* [What to produce] Count the lines in the data below that contain the string `ticks`, and give only that number.
-- Start of Source data --
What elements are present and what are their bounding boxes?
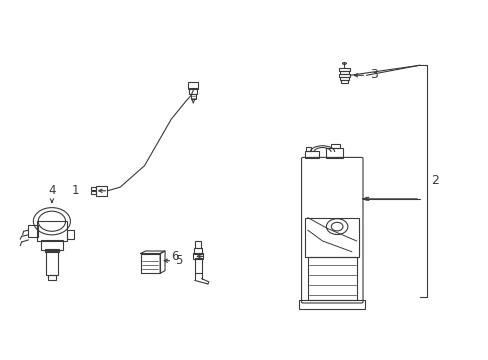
Bar (44, 249, 59, 252)
Text: 6: 6 (171, 250, 178, 263)
Bar (339, 77, 348, 80)
Bar (190, 94, 195, 99)
Bar (305, 147, 310, 150)
Bar (46, 251, 58, 275)
Bar (193, 253, 203, 259)
Text: 1: 1 (72, 184, 79, 197)
Text: 4: 4 (48, 184, 56, 197)
Bar (195, 241, 201, 248)
Text: 3: 3 (369, 68, 377, 81)
Bar (307, 257, 356, 300)
Bar (91, 187, 96, 190)
Bar (188, 82, 198, 89)
Bar (299, 300, 365, 309)
Bar (338, 74, 349, 77)
Bar (340, 80, 347, 83)
Bar (141, 253, 160, 273)
Bar (305, 150, 319, 158)
Bar (189, 88, 197, 94)
Bar (339, 71, 348, 74)
Bar (28, 225, 38, 237)
Text: 2: 2 (430, 174, 438, 186)
Bar (66, 230, 74, 239)
Bar (326, 148, 343, 158)
Bar (91, 192, 96, 194)
Bar (194, 258, 201, 273)
Bar (48, 275, 56, 280)
Bar (194, 248, 202, 253)
Bar (330, 144, 339, 148)
Bar (338, 68, 349, 71)
Bar (305, 218, 358, 257)
Text: 5: 5 (174, 254, 182, 267)
Bar (37, 221, 66, 241)
Bar (41, 240, 62, 250)
Bar (96, 186, 107, 196)
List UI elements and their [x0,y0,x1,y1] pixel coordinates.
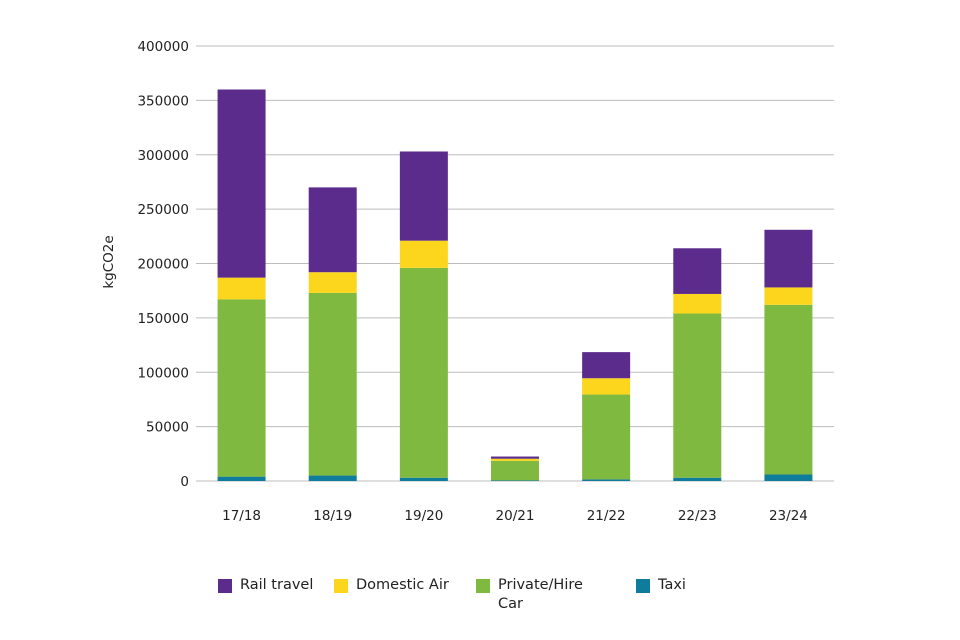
x-tick-label: 22/23 [678,508,717,524]
bar-private-hire-car-20-21 [491,460,539,481]
y-tick-label: 150000 [137,311,189,327]
x-tick-label: 23/24 [769,508,808,524]
legend: Rail travel Domestic Air Private/Hire Ca… [218,576,818,626]
bar-taxi-23-24 [764,474,813,481]
bar-rail-travel-17-18 [217,89,266,278]
bar-private-hire-car-19-20 [399,267,448,478]
bar-private-hire-car-21-22 [582,394,631,480]
grid-lines [196,45,834,482]
bar-taxi-21-22 [582,479,631,481]
legend-swatch-domestic-air [334,579,348,593]
x-tick-label: 20/21 [496,508,535,524]
bar-private-hire-car-22-23 [673,313,722,478]
bar-domestic-air-22-23 [673,293,722,314]
y-tick-label: 400000 [137,39,189,55]
bar-domestic-air-18-19 [308,272,357,293]
bar-taxi-20-21 [491,480,539,481]
legend-label-rail-travel: Rail travel [240,577,314,593]
bar-taxi-17-18 [217,476,266,481]
y-tick-label: 200000 [137,257,189,273]
x-tick-label: 17/18 [222,508,261,524]
bar-private-hire-car-18-19 [308,292,357,476]
bar-domestic-air-21-22 [582,378,631,395]
bar-domestic-air-23-24 [764,287,813,305]
bar-taxi-19-20 [399,477,448,481]
legend-label-taxi: Taxi [658,577,686,593]
y-tick-label: 0 [180,474,189,490]
bar-rail-travel-20-21 [491,456,539,459]
y-tick-label: 50000 [146,420,189,436]
bar-private-hire-car-17-18 [217,299,266,477]
legend-label-domestic-air: Domestic Air [356,577,449,593]
bar-rail-travel-19-20 [399,151,448,241]
legend-swatch-rail-travel [218,579,232,593]
y-tick-label: 100000 [137,365,189,381]
bar-domestic-air-20-21 [491,458,539,461]
x-tick-label: 19/20 [404,508,443,524]
bar-private-hire-car-23-24 [764,304,813,475]
y-axis-label: kgCO2e [101,235,117,288]
bar-domestic-air-17-18 [217,277,266,300]
bar-rail-travel-23-24 [764,229,813,288]
x-axis-ticks: 17/18 18/19 19/20 20/21 21/22 22/23 23/24 [222,508,808,524]
bar-rail-travel-22-23 [673,248,722,294]
bar-domestic-air-19-20 [399,240,448,268]
bar-taxi-22-23 [673,477,722,481]
y-tick-label: 350000 [137,93,189,109]
legend-swatch-taxi [636,579,650,593]
x-tick-label: 21/22 [587,508,626,524]
x-tick-label: 18/19 [313,508,352,524]
legend-swatch-private-hire-car [476,579,490,593]
y-tick-label: 300000 [137,148,189,164]
bar-rail-travel-18-19 [308,187,357,273]
bar-taxi-18-19 [308,475,357,481]
y-tick-label: 250000 [137,202,189,218]
bars [217,89,813,481]
bar-rail-travel-21-22 [582,352,631,379]
y-axis-ticks: 400000 350000 300000 250000 200000 150000 1000… [137,39,189,490]
legend-label-private-hire-car: Private/Hire Car [498,577,583,612]
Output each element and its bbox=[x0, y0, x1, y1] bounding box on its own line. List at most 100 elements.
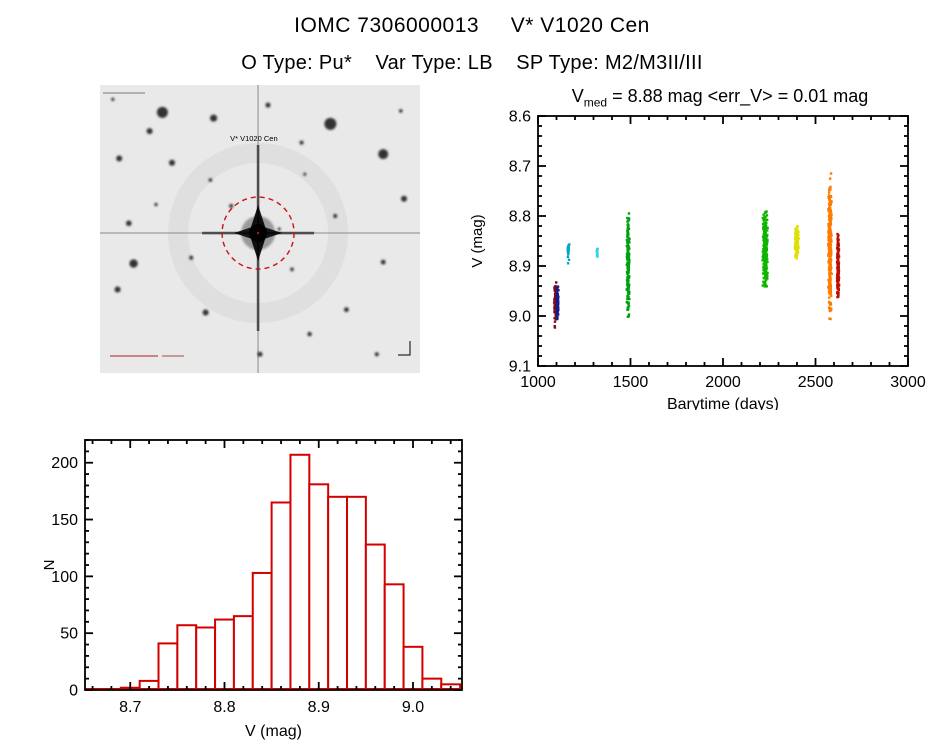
y-tick-label: 9.1 bbox=[509, 359, 531, 376]
data-point bbox=[762, 227, 765, 230]
data-point bbox=[828, 225, 832, 228]
data-point bbox=[763, 274, 767, 277]
data-point bbox=[837, 265, 841, 269]
data-point bbox=[556, 311, 559, 314]
data-point bbox=[796, 237, 800, 240]
star bbox=[277, 227, 281, 231]
data-point bbox=[762, 236, 765, 239]
star bbox=[265, 102, 271, 108]
data-point bbox=[829, 254, 832, 258]
data-point bbox=[828, 292, 832, 296]
data-point bbox=[554, 286, 558, 289]
data-point bbox=[828, 283, 831, 287]
histogram-bar bbox=[346, 495, 367, 691]
star bbox=[126, 220, 132, 227]
star bbox=[299, 140, 304, 145]
data-point bbox=[828, 234, 831, 237]
data-point bbox=[556, 287, 559, 290]
y-tick-label: 0 bbox=[69, 683, 78, 700]
data-point bbox=[797, 233, 800, 237]
histogram-bar bbox=[176, 624, 198, 691]
data-point bbox=[829, 243, 833, 246]
data-point bbox=[762, 266, 765, 270]
data-point bbox=[763, 257, 767, 260]
page-title: IOMC 7306000013 V* V1020 Cen bbox=[294, 14, 650, 37]
data-point bbox=[793, 237, 797, 241]
data-point bbox=[794, 234, 797, 238]
x-tick-label: 3000 bbox=[890, 374, 926, 391]
data-point bbox=[763, 246, 766, 250]
data-point bbox=[837, 295, 840, 298]
star bbox=[399, 109, 403, 113]
data-point bbox=[567, 249, 570, 252]
data-point bbox=[828, 273, 831, 276]
data-point bbox=[795, 253, 799, 257]
data-point bbox=[762, 280, 765, 283]
field-stars bbox=[111, 97, 407, 357]
y-tick-label: 8.7 bbox=[509, 159, 531, 176]
data-point bbox=[567, 258, 571, 261]
data-point bbox=[762, 253, 765, 256]
data-point bbox=[625, 300, 629, 304]
data-point bbox=[827, 245, 831, 248]
data-point bbox=[627, 261, 631, 264]
data-point bbox=[596, 253, 599, 257]
data-point bbox=[827, 236, 830, 239]
data-point bbox=[556, 285, 560, 288]
data-point bbox=[766, 226, 769, 230]
data-point bbox=[763, 228, 767, 231]
data-point bbox=[763, 248, 766, 251]
data-point bbox=[836, 264, 840, 267]
data-point bbox=[628, 247, 631, 250]
data-point bbox=[828, 177, 832, 180]
data-point bbox=[554, 290, 557, 293]
x-tick-label: 9.0 bbox=[402, 699, 424, 716]
data-point bbox=[830, 307, 833, 311]
star bbox=[154, 202, 158, 207]
data-point bbox=[765, 272, 769, 276]
axes bbox=[537, 115, 909, 367]
data-point bbox=[795, 245, 799, 248]
data-point bbox=[828, 203, 832, 207]
data-point bbox=[828, 317, 831, 320]
data-point bbox=[827, 194, 831, 197]
data-point bbox=[626, 267, 629, 270]
data-point bbox=[554, 307, 557, 310]
data-point bbox=[626, 274, 630, 277]
histogram-chart: 8.7 8.8 8.9 9.0 0 50 100 150 200 V (mag) N bbox=[41, 439, 463, 740]
data-point bbox=[835, 247, 839, 250]
data-point bbox=[626, 272, 629, 275]
data-point bbox=[828, 196, 831, 200]
data-point bbox=[554, 317, 557, 320]
page-subtitle: O Type: Pu* Var Type: LB SP Type: M2/M3I… bbox=[241, 52, 703, 74]
data-point bbox=[761, 216, 765, 220]
data-point bbox=[763, 265, 767, 269]
data-point bbox=[837, 248, 841, 251]
data-point bbox=[828, 216, 832, 219]
data-point bbox=[836, 292, 839, 295]
data-point bbox=[625, 244, 629, 248]
data-point bbox=[837, 284, 840, 288]
data-point bbox=[795, 229, 799, 232]
data-point bbox=[837, 234, 840, 237]
star bbox=[303, 172, 307, 176]
data-point bbox=[625, 270, 629, 274]
data-point bbox=[626, 297, 629, 300]
star bbox=[290, 267, 294, 272]
data-point bbox=[794, 236, 797, 239]
histogram-bar bbox=[364, 543, 386, 690]
data-point bbox=[827, 278, 830, 282]
x-tick-label: 2500 bbox=[798, 374, 834, 391]
data-point bbox=[828, 242, 831, 245]
data-point bbox=[568, 243, 571, 246]
data-point bbox=[827, 269, 831, 272]
data-point bbox=[827, 300, 831, 304]
y-tick-label: 9.0 bbox=[509, 309, 531, 326]
data-point bbox=[827, 252, 830, 255]
data-point bbox=[763, 270, 767, 273]
star bbox=[189, 255, 194, 260]
data-point bbox=[829, 268, 832, 271]
data-point bbox=[794, 233, 797, 236]
y-tick-label: 8.9 bbox=[509, 259, 531, 276]
data-point bbox=[765, 210, 768, 214]
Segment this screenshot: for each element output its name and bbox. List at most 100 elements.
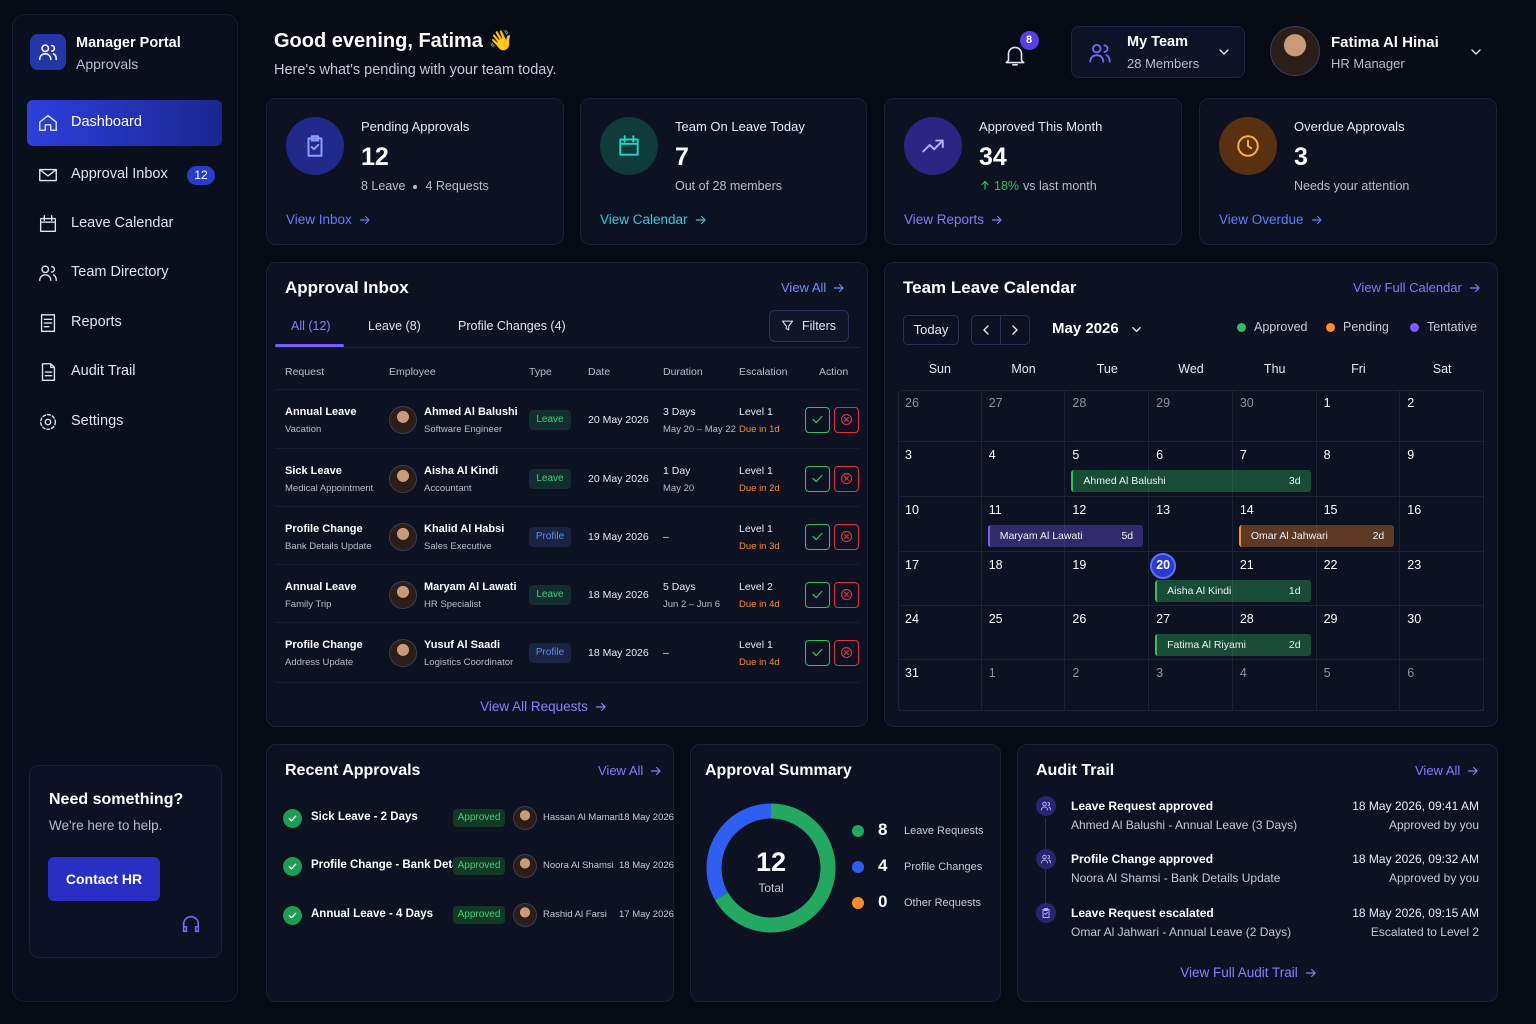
-- End of Source data --
* [Output for this exercise] 2